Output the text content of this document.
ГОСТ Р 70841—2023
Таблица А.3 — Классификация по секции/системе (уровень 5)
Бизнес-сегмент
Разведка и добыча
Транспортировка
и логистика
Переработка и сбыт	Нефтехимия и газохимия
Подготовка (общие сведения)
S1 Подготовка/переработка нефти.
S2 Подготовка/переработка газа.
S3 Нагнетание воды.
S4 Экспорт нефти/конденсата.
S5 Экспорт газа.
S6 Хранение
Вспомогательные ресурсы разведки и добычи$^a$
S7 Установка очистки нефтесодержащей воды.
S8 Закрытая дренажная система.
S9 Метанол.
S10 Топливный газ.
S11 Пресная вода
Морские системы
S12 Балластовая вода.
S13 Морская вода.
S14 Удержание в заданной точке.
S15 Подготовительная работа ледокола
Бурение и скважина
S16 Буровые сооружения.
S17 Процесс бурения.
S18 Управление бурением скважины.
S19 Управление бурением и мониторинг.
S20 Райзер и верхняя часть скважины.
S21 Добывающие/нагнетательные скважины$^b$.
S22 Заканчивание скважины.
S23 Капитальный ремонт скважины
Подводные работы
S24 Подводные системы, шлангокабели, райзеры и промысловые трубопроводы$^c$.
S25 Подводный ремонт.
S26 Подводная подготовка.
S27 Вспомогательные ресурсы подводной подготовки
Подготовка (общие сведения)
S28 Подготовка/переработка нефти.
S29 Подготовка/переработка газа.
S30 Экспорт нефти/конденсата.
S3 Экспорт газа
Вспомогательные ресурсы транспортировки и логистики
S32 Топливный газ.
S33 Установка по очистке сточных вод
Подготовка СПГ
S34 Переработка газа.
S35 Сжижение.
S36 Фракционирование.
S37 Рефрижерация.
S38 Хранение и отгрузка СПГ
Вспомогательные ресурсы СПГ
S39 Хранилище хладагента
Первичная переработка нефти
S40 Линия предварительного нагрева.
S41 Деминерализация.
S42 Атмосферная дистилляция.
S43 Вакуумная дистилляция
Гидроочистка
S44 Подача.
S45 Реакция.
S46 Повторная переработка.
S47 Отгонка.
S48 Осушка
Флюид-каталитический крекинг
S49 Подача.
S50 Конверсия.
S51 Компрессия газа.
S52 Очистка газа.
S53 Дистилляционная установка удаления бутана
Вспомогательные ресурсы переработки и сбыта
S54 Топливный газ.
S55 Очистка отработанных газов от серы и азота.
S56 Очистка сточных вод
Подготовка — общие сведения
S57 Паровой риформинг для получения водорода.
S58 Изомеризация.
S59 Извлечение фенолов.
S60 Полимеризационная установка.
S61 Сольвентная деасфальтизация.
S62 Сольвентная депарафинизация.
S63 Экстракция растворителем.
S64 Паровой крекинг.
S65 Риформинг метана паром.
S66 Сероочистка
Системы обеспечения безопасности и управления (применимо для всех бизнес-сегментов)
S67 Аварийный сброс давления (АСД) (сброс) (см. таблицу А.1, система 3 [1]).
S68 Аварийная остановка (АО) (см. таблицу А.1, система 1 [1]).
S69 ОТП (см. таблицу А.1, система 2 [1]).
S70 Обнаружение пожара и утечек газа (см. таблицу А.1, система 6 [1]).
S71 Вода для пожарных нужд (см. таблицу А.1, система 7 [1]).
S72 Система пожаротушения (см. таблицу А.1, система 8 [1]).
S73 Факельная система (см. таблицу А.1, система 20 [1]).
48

WORK TO DO: Take the entries and copy them out exactly.

RESPONSE TO THE TASK:
Output the text content of this document.
ГОСТ Р 70841—2023
Таблица А.3 — Классификация по секции/системе (уровень 5)
Бизнес-сегмент
Разведка и добыча
Транспортировка
и логистика
Переработка и сбыт	Нефтехимия и газохимия
Подготовка (общие сведения)
S1 Подготовка/переработка нефти.
S2 Подготовка/переработка газа.
S3 Нагнетание воды.
S4 Экспорт нефти/конденсата.
S5 Экспорт газа.
S6 Хранение
Вспомогательные ресурсы разведки и добычи$^a$
S7 Установка очистки нефтесодержащей воды.
S8 Закрытая дренажная система.
S9 Метанол.
S10 Топливный газ.
S11 Пресная вода
Морские системы
S12 Балластовая вода.
S13 Морская вода.
S14 Удержание в заданной точке.
S15 Подготовительная работа ледокола
Бурение и скважина
S16 Буровые сооружения.
S17 Процесс бурения.
S18 Управление бурением скважины.
S19 Управление бурением и мониторинг.
S20 Райзер и верхняя часть скважины.
S21 Добывающие/нагнетательные скважины$^b$.
S22 Заканчивание скважины.
S23 Капитальный ремонт скважины
Подводные работы
S24 Подводные системы, шлангокабели, райзеры и промысловые трубопроводы$^c$.
S25 Подводный ремонт.
S26 Подводная подготовка.
S27 Вспомогательные ресурсы подводной подготовки
Подготовка (общие сведения)
S28 Подготовка/переработка нефти.
S29 Подготовка/переработка газа.
S30 Экспорт нефти/конденсата.
S3 Экспорт газа
Вспомогательные ресурсы транспортировки и логистики
S32 Топливный газ.
S33 Установка по очистке сточных вод
Подготовка СПГ
S34 Переработка газа.
S35 Сжижение.
S36 Фракционирование.
S37 Рефрижерация.
S38 Хранение и отгрузка СПГ
Вспомогательные ресурсы СПГ
S39 Хранилище хладагента
Первичная переработка нефти
S40 Линия предварительного нагрева.
S41 Деминерализация.
S42 Атмосферная дистилляция.
S43 Вакуумная дистилляция
Гидроочистка
S44 Подача.
S45 Реакция.
S46 Повторная переработка.
S47 Отгонка.
S48 Осушка
Флюид-каталитический крекинг
S49 Подача.
S50 Конверсия.
S51 Компрессия газа.
S52 Очистка газа.
S53 Дистилляционная установка удаления бутана
Вспомогательные ресурсы переработки и сбыта
S54 Топливный газ.
S55 Очистка отработанных газов от серы и азота.
S56 Очистка сточных вод
Подготовка — общие сведения
S57 Паровой риформинг для получения водорода.
S58 Изомеризация.
S59 Извлечение фенолов.
S60 Полимеризационная установка.
S61 Сольвентная деасфальтизация.
S62 Сольвентная депарафинизация.
S63 Экстракция растворителем.
S64 Паровой крекинг.
S65 Риформинг метана паром.
S66 Сероочистка
Системы обеспечения безопасности и управления (применимо для всех бизнес-сегментов)
S67 Аварийный сброс давления (АСД) (сброс) (см. таблицу А.1, система 3 [1]).
S68 Аварийная остановка (АО) (см. таблицу А.1, система 1 [1]).
S69 ОТП (см. таблицу А.1, система 2 [1]).
S70 Обнаружение пожара и утечек газа (см. таблицу А.1, система 6 [1]).
S71 Вода для пожарных нужд (см. таблицу А.1, система 7 [1]).
S72 Система пожаротушения (см. таблицу А.1, система 8 [1]).
S73 Факельная система (см. таблицу А.1, система 20 [1]).
48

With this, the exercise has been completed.